WHAT IS REQUIRED:
Write the records out again, keeping each line exactly as it is.

RECORDS FOR THIS EXERCISE:

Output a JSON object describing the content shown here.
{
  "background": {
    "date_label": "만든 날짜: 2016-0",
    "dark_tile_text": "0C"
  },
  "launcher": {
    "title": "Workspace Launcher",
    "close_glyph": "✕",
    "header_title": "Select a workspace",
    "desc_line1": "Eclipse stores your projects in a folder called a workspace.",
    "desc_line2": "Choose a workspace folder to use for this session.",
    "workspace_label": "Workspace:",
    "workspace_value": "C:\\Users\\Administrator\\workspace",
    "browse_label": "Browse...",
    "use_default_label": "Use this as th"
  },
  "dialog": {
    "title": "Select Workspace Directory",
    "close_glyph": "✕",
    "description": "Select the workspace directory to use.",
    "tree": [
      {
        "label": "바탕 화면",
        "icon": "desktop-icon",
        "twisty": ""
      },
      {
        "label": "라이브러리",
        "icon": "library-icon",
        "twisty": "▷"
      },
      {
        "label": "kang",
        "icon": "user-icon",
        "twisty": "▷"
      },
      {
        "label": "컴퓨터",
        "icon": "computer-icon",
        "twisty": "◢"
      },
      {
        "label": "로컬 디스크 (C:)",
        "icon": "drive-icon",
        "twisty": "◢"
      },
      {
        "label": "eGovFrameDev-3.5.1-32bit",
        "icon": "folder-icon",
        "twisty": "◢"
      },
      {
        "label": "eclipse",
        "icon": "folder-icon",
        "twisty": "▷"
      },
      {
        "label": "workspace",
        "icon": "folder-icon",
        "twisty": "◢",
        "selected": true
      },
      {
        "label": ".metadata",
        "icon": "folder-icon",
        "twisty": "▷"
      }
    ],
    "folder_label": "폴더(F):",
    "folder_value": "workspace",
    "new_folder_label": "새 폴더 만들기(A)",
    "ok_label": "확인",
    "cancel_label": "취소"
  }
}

ANSWER TO THIS TASK:
Output a JSON object describing the content shown here.
{
  "background": {
    "date_label": "만든 날짜: 2016-0",
    "dark_tile_text": "0C"
  },
  "launcher": {
    "title": "Workspace Launcher",
    "close_glyph": "✕",
    "header_title": "Select a workspace",
    "desc_line1": "Eclipse stores your projects in a folder called a workspace.",
    "desc_line2": "Choose a workspace folder to use for this session.",
    "workspace_label": "Workspace:",
    "workspace_value": "C:\\Users\\Administrator\\workspace",
    "browse_label": "Browse...",
    "use_default_label": "Use this as th"
  },
  "dialog": {
    "title": "Select Workspace Directory",
    "close_glyph": "✕",
    "description": "Select the workspace directory to use.",
    "tree": [
      {
        "label": "바탕 화면",
        "icon": "desktop-icon",
        "twisty": ""
      },
      {
        "label": "라이브러리",
        "icon": "library-icon",
        "twisty": "▷"
      },
      {
        "label": "kang",
        "icon": "user-icon",
        "twisty": "▷"
      },
      {
        "label": "컴퓨터",
        "icon": "computer-icon",
        "twisty": "◢"
      },
      {
        "label": "로컬 디스크 (C:)",
        "icon": "drive-icon",
        "twisty": "◢"
      },
      {
        "label": "eGovFrameDev-3.5.1-32bit",
        "icon": "folder-icon",
        "twisty": "◢"
      },
      {
        "label": "eclipse",
        "icon": "folder-icon",
        "twisty": "▷"
      },
      {
        "label": "workspace",
        "icon": "folder-icon",
        "twisty": "◢",
        "selected": true
      },
      {
        "label": ".metadata",
        "icon": "folder-icon",
        "twisty": "▷"
      }
    ],
    "folder_label": "폴더(F):",
    "folder_value": "workspace",
    "new_folder_label": "새 폴더 만들기(A)",
    "ok_label": "확인",
    "cancel_label": "취소"
  }
}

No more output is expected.